◆ Source document ◆
§

USGBC

U.S. Green Building Council

“What Content?”- Associations struggle with the fourth key of a quality education program.

For most small associations the answer is usually “yes.” For many mid-sized associations the answer is “yes, most of the time.” For large associations the answer is, “well, it depends.” The question asked, “Does your association struggle with the fourth key to unlocking the secrets of a quality education program?”

The fourth key to developing a quality education program is for the association to develop a systematic approach that will identify the appropriate subject matter content and support a consistent work flow process. Most small associations and many mid-sized associations have great difficulty finding appropriate content for their programs on a continual basis. These associations can be found relying on the same few subject matter experts to provide content and delivery, over and over again. Even well stocked wells have been known to go dry.

Regardless of their size associations still need to establish a reliable, wide based source of new content and materials that will position the association as a supplier of vetted, industry related quality continuing education courses. The source of the education content may be internal, external or a blend of both. Successful continuing education programs develop a systematic approach to identifying, obtaining and monitoring the quality of the education material, how it is processed, designed, developed and delivered. Most associations simply do not have enough resources to do all of these things themselves. However, even for the small associations an appropriate check and balance system can be established using limited resources with involvement of members and stakeholders.

§

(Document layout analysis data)

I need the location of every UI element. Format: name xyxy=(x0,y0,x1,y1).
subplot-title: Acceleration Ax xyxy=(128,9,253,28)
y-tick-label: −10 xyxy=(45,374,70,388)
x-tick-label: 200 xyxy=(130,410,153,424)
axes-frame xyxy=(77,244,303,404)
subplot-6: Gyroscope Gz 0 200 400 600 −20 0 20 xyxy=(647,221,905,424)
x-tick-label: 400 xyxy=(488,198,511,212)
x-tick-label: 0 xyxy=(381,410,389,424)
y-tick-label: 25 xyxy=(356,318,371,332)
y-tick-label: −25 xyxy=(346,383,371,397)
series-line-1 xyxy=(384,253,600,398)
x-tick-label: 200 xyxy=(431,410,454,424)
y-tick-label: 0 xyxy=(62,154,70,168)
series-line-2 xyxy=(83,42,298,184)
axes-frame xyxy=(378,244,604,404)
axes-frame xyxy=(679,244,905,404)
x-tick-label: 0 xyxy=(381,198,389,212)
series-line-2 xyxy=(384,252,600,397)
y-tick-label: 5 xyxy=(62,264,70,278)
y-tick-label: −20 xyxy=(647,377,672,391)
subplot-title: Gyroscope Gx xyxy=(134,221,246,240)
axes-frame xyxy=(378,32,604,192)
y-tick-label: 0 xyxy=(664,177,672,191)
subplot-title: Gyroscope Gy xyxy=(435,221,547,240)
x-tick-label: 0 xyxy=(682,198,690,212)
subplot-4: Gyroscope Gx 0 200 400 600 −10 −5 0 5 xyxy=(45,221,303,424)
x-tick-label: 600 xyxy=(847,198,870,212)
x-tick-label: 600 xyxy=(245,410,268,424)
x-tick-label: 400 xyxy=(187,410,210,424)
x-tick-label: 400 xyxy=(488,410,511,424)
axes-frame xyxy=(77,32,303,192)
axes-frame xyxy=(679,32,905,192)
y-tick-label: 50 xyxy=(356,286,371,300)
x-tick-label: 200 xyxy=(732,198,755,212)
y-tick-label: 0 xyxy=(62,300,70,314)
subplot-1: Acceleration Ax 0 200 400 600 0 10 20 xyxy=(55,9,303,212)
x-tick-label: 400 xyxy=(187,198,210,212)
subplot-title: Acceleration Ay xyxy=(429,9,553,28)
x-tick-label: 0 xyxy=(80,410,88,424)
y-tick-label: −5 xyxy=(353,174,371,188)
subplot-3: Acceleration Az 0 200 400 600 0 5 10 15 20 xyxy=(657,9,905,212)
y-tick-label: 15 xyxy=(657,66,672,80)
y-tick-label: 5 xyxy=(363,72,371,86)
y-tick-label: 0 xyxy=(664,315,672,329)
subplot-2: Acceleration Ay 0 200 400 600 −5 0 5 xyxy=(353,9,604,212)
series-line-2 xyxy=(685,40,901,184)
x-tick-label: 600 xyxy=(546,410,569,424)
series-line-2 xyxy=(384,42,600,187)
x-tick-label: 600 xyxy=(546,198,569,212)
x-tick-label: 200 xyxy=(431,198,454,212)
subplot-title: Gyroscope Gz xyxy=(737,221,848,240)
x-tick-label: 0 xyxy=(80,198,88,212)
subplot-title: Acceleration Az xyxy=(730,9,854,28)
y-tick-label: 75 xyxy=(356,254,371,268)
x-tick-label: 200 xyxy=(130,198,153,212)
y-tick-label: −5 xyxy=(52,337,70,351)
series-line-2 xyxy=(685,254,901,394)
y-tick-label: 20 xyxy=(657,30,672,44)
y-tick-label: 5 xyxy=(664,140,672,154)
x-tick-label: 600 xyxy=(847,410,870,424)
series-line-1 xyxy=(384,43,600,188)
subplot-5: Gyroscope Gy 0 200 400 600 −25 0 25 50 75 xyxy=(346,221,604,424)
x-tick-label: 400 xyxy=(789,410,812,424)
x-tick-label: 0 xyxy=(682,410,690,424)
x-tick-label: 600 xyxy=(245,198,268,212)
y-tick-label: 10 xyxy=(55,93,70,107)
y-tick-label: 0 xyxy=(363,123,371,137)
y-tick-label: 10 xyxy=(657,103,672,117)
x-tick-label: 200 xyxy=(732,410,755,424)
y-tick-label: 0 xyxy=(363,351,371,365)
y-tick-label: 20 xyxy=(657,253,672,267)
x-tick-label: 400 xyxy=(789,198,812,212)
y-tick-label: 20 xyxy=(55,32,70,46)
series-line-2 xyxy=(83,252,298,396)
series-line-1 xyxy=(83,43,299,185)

§

◆ Problems to work on ◆
[A] In the piece on the fourth key to a quality education program, why is it a problem for an association to keep relying on the same few subject matter experts for content and delivery? Answer in one to three sentences.
[B] Resume the piece on association education content, starting after its final sentence.
This listing has no connection to the USGBC text on association education programs.

◆ Set of answers ◆
[A] Even a well-stocked source can run dry, so a small group of experts cannot keep supplying new content indefinitely. The association therefore needs a reliable, wide-based source of new content and materials.

[B]
There are a multitude of education formats and delivery models from which an association can choose. Which one is best for the association and their members and stakeholder? Developing clear course learning objectives, when done at the beginning of the process and when done properly will guide the association in selecting the appropriate subject matter experts (SME), the best course design, the appropriate content structure, and the most effective delivery method for a course. If there are any special requirements such as CEU’s, ILU’s, license or certification standards that need to be met then it is critical to insure that a system of safeguards is in place. An established system can be as simple as a check list or as complex as a sophisticated computer metrics.

“Where’s the data?” – The second key to unlocking the secrets of quality association education

“Where’s the data?” – The second key to unlocking the secrets of quality association education

Professional associations are generally structured in an idyllic position to gather “state of the industry” data. If anything, the greatest problem that professional associations should face is possible information overload. The best possible scenario would be for the education and research to be under the leadership of the same department. For an association education leader it is critical to sort through key trend setting data that focus on the strategic goals. The association should annually identify, review and analyzing the industries educational needs that relate to the overall strategic plan.

If needs assessment is a process for determining and addressing needs or "gaps" then professional associations are well suited to play the role of leaders and use this information for improvement of its members and stakeholders through education and training. The individual members that make up professional association - are the industry experts. This unique opportunity allows for the association to identify the needs early, as issues start to become important or profession gap needs to be filled. This also means that the association has an opportunity and advantage and should be among the early leaders to provide the education that addresses trends and fills any missing gaps. Effective utilization of the member “experts” provides a pool that the association can draw from to help design and deliver the education based upon ongoing needs assessment.

A difficulty of many associations is trying to selectively limit the number of times each month the association reaches out to its membership soliciting feedback through opinion polls. For education and training assessments there are a growing variety of models to from which to choose. The education leader of the association needs to work closely with other department heads to be sure that whatever information is collected, that it be analyzed for trends. Trend setting information can then be converted to education programs or courses and then delivered in the most effective delivery format.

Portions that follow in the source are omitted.